What this task involves :: Find each line containing the string "一定要做好防护". Copy it.

--- START OF Listed entries ---

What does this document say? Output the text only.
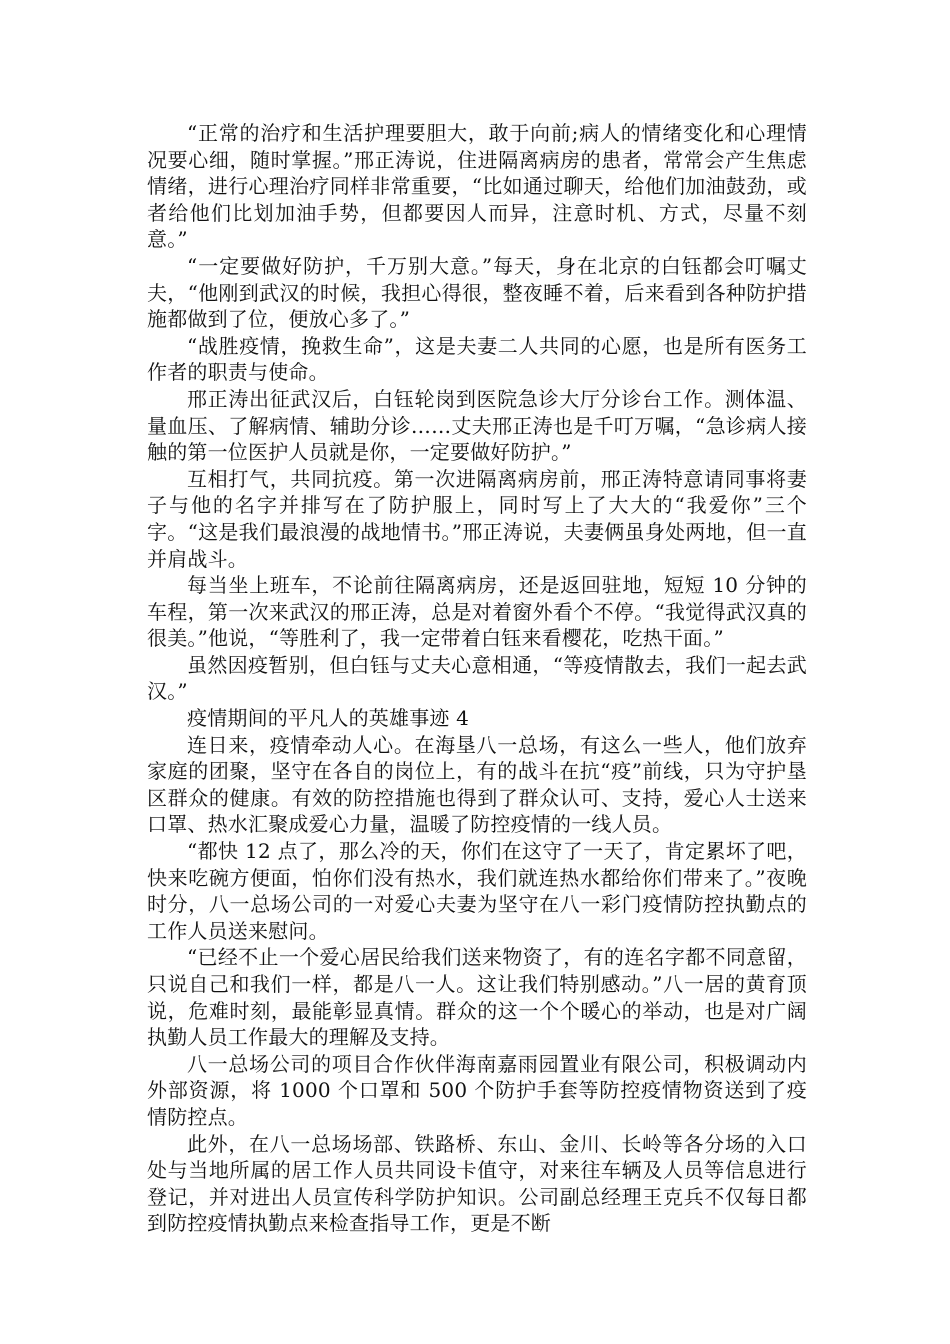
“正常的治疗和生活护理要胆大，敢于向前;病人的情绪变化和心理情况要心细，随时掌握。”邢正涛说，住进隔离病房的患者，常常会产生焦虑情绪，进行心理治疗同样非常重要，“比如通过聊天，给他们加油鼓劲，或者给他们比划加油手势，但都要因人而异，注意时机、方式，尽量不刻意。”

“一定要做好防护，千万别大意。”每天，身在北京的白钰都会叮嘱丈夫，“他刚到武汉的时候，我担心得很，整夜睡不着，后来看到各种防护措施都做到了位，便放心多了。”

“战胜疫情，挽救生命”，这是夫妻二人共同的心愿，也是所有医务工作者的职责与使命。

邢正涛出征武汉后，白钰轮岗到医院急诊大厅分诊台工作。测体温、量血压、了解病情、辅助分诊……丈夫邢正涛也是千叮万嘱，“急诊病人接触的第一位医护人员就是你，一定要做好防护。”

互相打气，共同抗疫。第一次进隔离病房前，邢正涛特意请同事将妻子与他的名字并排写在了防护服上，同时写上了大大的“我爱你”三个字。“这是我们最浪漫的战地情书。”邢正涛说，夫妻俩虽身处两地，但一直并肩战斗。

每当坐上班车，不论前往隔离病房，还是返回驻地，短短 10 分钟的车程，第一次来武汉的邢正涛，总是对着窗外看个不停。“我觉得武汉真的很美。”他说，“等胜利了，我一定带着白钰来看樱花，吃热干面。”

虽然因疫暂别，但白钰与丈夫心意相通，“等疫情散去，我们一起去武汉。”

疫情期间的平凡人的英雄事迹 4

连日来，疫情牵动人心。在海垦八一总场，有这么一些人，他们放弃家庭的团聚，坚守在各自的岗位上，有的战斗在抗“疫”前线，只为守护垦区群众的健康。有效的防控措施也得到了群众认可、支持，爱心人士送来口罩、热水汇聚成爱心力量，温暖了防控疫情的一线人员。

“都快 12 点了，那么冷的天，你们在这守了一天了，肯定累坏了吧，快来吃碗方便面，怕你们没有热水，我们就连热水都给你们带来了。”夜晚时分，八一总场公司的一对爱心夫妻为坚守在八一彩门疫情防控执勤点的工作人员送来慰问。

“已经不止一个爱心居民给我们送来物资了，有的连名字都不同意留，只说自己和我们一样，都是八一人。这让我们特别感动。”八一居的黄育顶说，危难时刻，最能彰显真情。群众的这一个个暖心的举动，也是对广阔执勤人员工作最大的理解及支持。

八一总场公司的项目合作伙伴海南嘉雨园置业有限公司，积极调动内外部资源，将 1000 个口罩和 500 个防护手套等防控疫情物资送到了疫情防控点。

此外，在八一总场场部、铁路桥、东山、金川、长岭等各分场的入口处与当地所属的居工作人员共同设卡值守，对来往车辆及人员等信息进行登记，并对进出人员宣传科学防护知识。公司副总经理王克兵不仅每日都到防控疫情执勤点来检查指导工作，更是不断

--- END OF Listed entries ---

Solution for this task ::
“一定要做好防护，千万别大意。”每天，身在北京的白钰都会叮嘱丈夫，“他刚到武汉的时候，我担心得很，整夜睡不着，后来看到各种防护措施都做到了位，便放心多了。”
邢正涛出征武汉后，白钰轮岗到医院急诊大厅分诊台工作。测体温、量血压、了解病情、辅助分诊……丈夫邢正涛也是千叮万嘱，“急诊病人接触的第一位医护人员就是你，一定要做好防护。”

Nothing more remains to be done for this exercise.